----- Records for the task -----

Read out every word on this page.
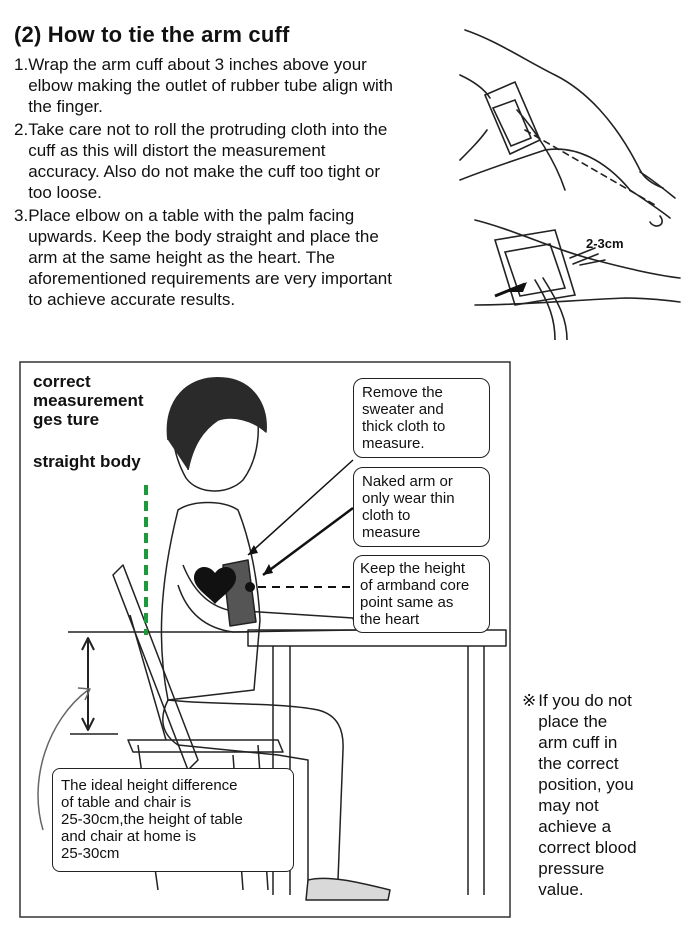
(2) How to tie the arm cuff
1. Wrap the arm cuff about 3 inches above your
elbow making the outlet of rubber tube align with
the finger.
2. Take care not to roll the protruding cloth into the
cuff as this will distort the measurement
accuracy. Also do not make the cuff too tight or
too loose.
3. Place elbow on a table with the palm facing
upwards. Keep the body straight and place the
arm at the same height as the heart. The
aforementioned requirements are very important
to achieve accurate results.
2-3cm
correct
measurement
ges ture
straight body
Remove the
sweater and
thick cloth to
measure.
Naked arm or
only wear thin
cloth to
measure
Keep the height
of armband core
point same as
the heart
The ideal height difference
of table and chair is
25-30cm,the height of table
and chair at home is
25-30cm
※ If you do not
place the
arm cuff in
the correct
position, you
may not
achieve a
correct blood
pressure
value.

-----

*Task brief*: Lines containing the word "with" must all be returned from the material above.

*Exercise answer*:
elbow making the outlet of rubber tube align with
3. Place elbow on a table with the palm facing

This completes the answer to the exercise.